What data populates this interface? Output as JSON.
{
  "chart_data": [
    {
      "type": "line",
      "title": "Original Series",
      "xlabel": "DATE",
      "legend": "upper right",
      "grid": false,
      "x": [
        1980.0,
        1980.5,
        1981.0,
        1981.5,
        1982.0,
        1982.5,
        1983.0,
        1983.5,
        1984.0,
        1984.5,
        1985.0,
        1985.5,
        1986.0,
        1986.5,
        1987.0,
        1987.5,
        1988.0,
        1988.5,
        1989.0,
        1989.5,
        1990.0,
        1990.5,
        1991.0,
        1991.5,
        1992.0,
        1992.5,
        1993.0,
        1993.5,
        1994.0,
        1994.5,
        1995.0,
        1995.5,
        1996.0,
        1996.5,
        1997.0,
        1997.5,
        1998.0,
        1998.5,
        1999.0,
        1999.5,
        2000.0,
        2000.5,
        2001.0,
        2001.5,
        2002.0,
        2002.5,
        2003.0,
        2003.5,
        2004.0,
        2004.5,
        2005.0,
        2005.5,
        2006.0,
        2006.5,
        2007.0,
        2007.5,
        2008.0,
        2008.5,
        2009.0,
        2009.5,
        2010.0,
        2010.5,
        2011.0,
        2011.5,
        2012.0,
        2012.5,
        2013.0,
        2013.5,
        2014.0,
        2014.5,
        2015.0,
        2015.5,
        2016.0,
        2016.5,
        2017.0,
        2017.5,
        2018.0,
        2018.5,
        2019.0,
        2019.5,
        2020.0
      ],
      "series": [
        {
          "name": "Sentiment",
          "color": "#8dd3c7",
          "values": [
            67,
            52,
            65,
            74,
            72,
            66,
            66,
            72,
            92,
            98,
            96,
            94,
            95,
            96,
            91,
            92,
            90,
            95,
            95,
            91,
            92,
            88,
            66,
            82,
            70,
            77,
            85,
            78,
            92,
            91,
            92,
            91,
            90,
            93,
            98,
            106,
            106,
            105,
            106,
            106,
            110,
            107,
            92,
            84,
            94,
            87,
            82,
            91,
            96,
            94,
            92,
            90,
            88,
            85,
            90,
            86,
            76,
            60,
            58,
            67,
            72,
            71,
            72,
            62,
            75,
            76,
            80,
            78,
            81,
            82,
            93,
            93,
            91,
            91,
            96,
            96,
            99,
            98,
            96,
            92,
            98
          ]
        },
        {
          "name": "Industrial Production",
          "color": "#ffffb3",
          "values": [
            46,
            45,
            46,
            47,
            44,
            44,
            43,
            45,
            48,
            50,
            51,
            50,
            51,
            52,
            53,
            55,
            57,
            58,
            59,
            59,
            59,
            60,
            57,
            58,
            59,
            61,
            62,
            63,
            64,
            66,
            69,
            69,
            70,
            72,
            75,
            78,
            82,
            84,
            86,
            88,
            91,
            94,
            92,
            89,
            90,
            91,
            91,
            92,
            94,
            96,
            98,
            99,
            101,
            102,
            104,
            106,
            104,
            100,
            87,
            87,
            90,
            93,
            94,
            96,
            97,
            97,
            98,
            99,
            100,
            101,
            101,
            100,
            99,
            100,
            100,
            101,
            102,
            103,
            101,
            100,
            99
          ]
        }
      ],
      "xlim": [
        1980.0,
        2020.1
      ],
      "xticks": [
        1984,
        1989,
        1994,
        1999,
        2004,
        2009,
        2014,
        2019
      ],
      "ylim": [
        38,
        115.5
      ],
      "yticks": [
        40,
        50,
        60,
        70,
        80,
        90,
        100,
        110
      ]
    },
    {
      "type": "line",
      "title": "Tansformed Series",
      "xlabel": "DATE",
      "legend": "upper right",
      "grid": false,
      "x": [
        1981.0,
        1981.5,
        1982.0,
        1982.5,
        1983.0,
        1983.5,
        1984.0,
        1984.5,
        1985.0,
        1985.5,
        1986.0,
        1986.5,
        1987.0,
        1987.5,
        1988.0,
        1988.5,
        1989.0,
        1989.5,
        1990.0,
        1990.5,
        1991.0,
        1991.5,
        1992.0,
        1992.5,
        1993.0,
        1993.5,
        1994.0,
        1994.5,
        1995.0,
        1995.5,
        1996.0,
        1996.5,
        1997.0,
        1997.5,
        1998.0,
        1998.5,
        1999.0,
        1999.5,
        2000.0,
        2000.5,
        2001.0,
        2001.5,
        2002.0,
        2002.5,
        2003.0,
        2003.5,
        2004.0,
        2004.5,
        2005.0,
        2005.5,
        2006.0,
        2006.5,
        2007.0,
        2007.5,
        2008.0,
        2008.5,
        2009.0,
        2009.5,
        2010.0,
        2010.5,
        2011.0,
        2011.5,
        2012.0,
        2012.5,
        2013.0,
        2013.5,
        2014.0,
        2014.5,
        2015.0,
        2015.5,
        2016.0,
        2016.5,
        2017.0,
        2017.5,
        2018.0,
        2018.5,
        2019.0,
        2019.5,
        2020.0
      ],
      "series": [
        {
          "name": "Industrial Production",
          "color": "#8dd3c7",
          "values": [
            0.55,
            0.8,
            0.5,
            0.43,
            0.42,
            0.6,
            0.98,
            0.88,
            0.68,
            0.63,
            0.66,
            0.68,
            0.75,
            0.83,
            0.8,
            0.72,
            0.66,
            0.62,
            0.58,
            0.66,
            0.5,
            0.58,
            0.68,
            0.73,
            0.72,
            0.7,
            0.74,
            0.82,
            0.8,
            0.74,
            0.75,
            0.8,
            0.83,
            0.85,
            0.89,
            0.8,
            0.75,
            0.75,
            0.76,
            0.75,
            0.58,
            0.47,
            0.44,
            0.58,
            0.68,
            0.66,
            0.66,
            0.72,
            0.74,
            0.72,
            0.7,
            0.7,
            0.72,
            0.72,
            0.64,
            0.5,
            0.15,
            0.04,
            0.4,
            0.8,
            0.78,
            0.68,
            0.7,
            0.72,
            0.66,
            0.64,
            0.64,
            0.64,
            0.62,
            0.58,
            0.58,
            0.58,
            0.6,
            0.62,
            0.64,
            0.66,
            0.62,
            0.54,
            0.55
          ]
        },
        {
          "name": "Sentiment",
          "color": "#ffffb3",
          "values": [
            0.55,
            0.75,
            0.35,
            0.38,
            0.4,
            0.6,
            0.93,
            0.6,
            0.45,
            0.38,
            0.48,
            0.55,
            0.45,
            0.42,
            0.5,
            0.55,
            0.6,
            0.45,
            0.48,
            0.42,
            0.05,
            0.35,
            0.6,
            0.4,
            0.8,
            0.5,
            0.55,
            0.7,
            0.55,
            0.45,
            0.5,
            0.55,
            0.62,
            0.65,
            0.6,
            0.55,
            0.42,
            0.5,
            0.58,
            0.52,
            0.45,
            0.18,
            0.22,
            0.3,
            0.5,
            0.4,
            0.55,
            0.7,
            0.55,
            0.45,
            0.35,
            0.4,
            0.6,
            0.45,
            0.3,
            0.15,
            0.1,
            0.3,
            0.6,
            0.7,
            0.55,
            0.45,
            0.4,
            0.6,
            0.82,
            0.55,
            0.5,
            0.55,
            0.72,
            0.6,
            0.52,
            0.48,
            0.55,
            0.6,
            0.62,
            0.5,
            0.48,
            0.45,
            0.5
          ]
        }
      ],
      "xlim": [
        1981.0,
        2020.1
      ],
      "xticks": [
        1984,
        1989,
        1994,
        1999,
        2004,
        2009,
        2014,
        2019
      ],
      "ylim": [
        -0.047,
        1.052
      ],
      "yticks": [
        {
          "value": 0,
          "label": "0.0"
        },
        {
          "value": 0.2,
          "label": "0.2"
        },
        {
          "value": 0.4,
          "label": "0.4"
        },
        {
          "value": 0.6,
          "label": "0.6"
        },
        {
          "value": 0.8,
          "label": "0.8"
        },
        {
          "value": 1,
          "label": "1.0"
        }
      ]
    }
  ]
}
-=-=-
* Goal of the exercise
Retype every entry word for word.

* Output for this exercise
What data populates this interface? Output as JSON.
{
  "chart_data": [
    {
      "type": "line",
      "title": "Original Series",
      "xlabel": "DATE",
      "legend": "upper right",
      "grid": false,
      "x": [
        1980.0,
        1980.5,
        1981.0,
        1981.5,
        1982.0,
        1982.5,
        1983.0,
        1983.5,
        1984.0,
        1984.5,
        1985.0,
        1985.5,
        1986.0,
        1986.5,
        1987.0,
        1987.5,
        1988.0,
        1988.5,
        1989.0,
        1989.5,
        1990.0,
        1990.5,
        1991.0,
        1991.5,
        1992.0,
        1992.5,
        1993.0,
        1993.5,
        1994.0,
        1994.5,
        1995.0,
        1995.5,
        1996.0,
        1996.5,
        1997.0,
        1997.5,
        1998.0,
        1998.5,
        1999.0,
        1999.5,
        2000.0,
        2000.5,
        2001.0,
        2001.5,
        2002.0,
        2002.5,
        2003.0,
        2003.5,
        2004.0,
        2004.5,
        2005.0,
        2005.5,
        2006.0,
        2006.5,
        2007.0,
        2007.5,
        2008.0,
        2008.5,
        2009.0,
        2009.5,
        2010.0,
        2010.5,
        2011.0,
        2011.5,
        2012.0,
        2012.5,
        2013.0,
        2013.5,
        2014.0,
        2014.5,
        2015.0,
        2015.5,
        2016.0,
        2016.5,
        2017.0,
        2017.5,
        2018.0,
        2018.5,
        2019.0,
        2019.5,
        2020.0
      ],
      "series": [
        {
          "name": "Sentiment",
          "color": "#8dd3c7",
          "values": [
            67,
            52,
            65,
            74,
            72,
            66,
            66,
            72,
            92,
            98,
            96,
            94,
            95,
            96,
            91,
            92,
            90,
            95,
            95,
            91,
            92,
            88,
            66,
            82,
            70,
            77,
            85,
            78,
            92,
            91,
            92,
            91,
            90,
            93,
            98,
            106,
            106,
            105,
            106,
            106,
            110,
            107,
            92,
            84,
            94,
            87,
            82,
            91,
            96,
            94,
            92,
            90,
            88,
            85,
            90,
            86,
            76,
            60,
            58,
            67,
            72,
            71,
            72,
            62,
            75,
            76,
            80,
            78,
            81,
            82,
            93,
            93,
            91,
            91,
            96,
            96,
            99,
            98,
            96,
            92,
            98
          ]
        },
        {
          "name": "Industrial Production",
          "color": "#ffffb3",
          "values": [
            46,
            45,
            46,
            47,
            44,
            44,
            43,
            45,
            48,
            50,
            51,
            50,
            51,
            52,
            53,
            55,
            57,
            58,
            59,
            59,
            59,
            60,
            57,
            58,
            59,
            61,
            62,
            63,
            64,
            66,
            69,
            69,
            70,
            72,
            75,
            78,
            82,
            84,
            86,
            88,
            91,
            94,
            92,
            89,
            90,
            91,
            91,
            92,
            94,
            96,
            98,
            99,
            101,
            102,
            104,
            106,
            104,
            100,
            87,
            87,
            90,
            93,
            94,
            96,
            97,
            97,
            98,
            99,
            100,
            101,
            101,
            100,
            99,
            100,
            100,
            101,
            102,
            103,
            101,
            100,
            99
          ]
        }
      ],
      "xlim": [
        1980.0,
        2020.1
      ],
      "xticks": [
        1984,
        1989,
        1994,
        1999,
        2004,
        2009,
        2014,
        2019
      ],
      "ylim": [
        38,
        115.5
      ],
      "yticks": [
        40,
        50,
        60,
        70,
        80,
        90,
        100,
        110
      ]
    },
    {
      "type": "line",
      "title": "Tansformed Series",
      "xlabel": "DATE",
      "legend": "upper right",
      "grid": false,
      "x": [
        1981.0,
        1981.5,
        1982.0,
        1982.5,
        1983.0,
        1983.5,
        1984.0,
        1984.5,
        1985.0,
        1985.5,
        1986.0,
        1986.5,
        1987.0,
        1987.5,
        1988.0,
        1988.5,
        1989.0,
        1989.5,
        1990.0,
        1990.5,
        1991.0,
        1991.5,
        1992.0,
        1992.5,
        1993.0,
        1993.5,
        1994.0,
        1994.5,
        1995.0,
        1995.5,
        1996.0,
        1996.5,
        1997.0,
        1997.5,
        1998.0,
        1998.5,
        1999.0,
        1999.5,
        2000.0,
        2000.5,
        2001.0,
        2001.5,
        2002.0,
        2002.5,
        2003.0,
        2003.5,
        2004.0,
        2004.5,
        2005.0,
        2005.5,
        2006.0,
        2006.5,
        2007.0,
        2007.5,
        2008.0,
        2008.5,
        2009.0,
        2009.5,
        2010.0,
        2010.5,
        2011.0,
        2011.5,
        2012.0,
        2012.5,
        2013.0,
        2013.5,
        2014.0,
        2014.5,
        2015.0,
        2015.5,
        2016.0,
        2016.5,
        2017.0,
        2017.5,
        2018.0,
        2018.5,
        2019.0,
        2019.5,
        2020.0
      ],
      "series": [
        {
          "name": "Industrial Production",
          "color": "#8dd3c7",
          "values": [
            0.55,
            0.8,
            0.5,
            0.43,
            0.42,
            0.6,
            0.98,
            0.88,
            0.68,
            0.63,
            0.66,
            0.68,
            0.75,
            0.83,
            0.8,
            0.72,
            0.66,
            0.62,
            0.58,
            0.66,
            0.5,
            0.58,
            0.68,
            0.73,
            0.72,
            0.7,
            0.74,
            0.82,
            0.8,
            0.74,
            0.75,
            0.8,
            0.83,
            0.85,
            0.89,
            0.8,
            0.75,
            0.75,
            0.76,
            0.75,
            0.58,
            0.47,
            0.44,
            0.58,
            0.68,
            0.66,
            0.66,
            0.72,
            0.74,
            0.72,
            0.7,
            0.7,
            0.72,
            0.72,
            0.64,
            0.5,
            0.15,
            0.04,
            0.4,
            0.8,
            0.78,
            0.68,
            0.7,
            0.72,
            0.66,
            0.64,
            0.64,
            0.64,
            0.62,
            0.58,
            0.58,
            0.58,
            0.6,
            0.62,
            0.64,
            0.66,
            0.62,
            0.54,
            0.55
          ]
        },
        {
          "name": "Sentiment",
          "color": "#ffffb3",
          "values": [
            0.55,
            0.75,
            0.35,
            0.38,
            0.4,
            0.6,
            0.93,
            0.6,
            0.45,
            0.38,
            0.48,
            0.55,
            0.45,
            0.42,
            0.5,
            0.55,
            0.6,
            0.45,
            0.48,
            0.42,
            0.05,
            0.35,
            0.6,
            0.4,
            0.8,
            0.5,
            0.55,
            0.7,
            0.55,
            0.45,
            0.5,
            0.55,
            0.62,
            0.65,
            0.6,
            0.55,
            0.42,
            0.5,
            0.58,
            0.52,
            0.45,
            0.18,
            0.22,
            0.3,
            0.5,
            0.4,
            0.55,
            0.7,
            0.55,
            0.45,
            0.35,
            0.4,
            0.6,
            0.45,
            0.3,
            0.15,
            0.1,
            0.3,
            0.6,
            0.7,
            0.55,
            0.45,
            0.4,
            0.6,
            0.82,
            0.55,
            0.5,
            0.55,
            0.72,
            0.6,
            0.52,
            0.48,
            0.55,
            0.6,
            0.62,
            0.5,
            0.48,
            0.45,
            0.5
          ]
        }
      ],
      "xlim": [
        1981.0,
        2020.1
      ],
      "xticks": [
        1984,
        1989,
        1994,
        1999,
        2004,
        2009,
        2014,
        2019
      ],
      "ylim": [
        -0.047,
        1.052
      ],
      "yticks": [
        {
          "value": 0,
          "label": "0.0"
        },
        {
          "value": 0.2,
          "label": "0.2"
        },
        {
          "value": 0.4,
          "label": "0.4"
        },
        {
          "value": 0.6,
          "label": "0.6"
        },
        {
          "value": 0.8,
          "label": "0.8"
        },
        {
          "value": 1,
          "label": "1.0"
        }
      ]
    }
  ]
}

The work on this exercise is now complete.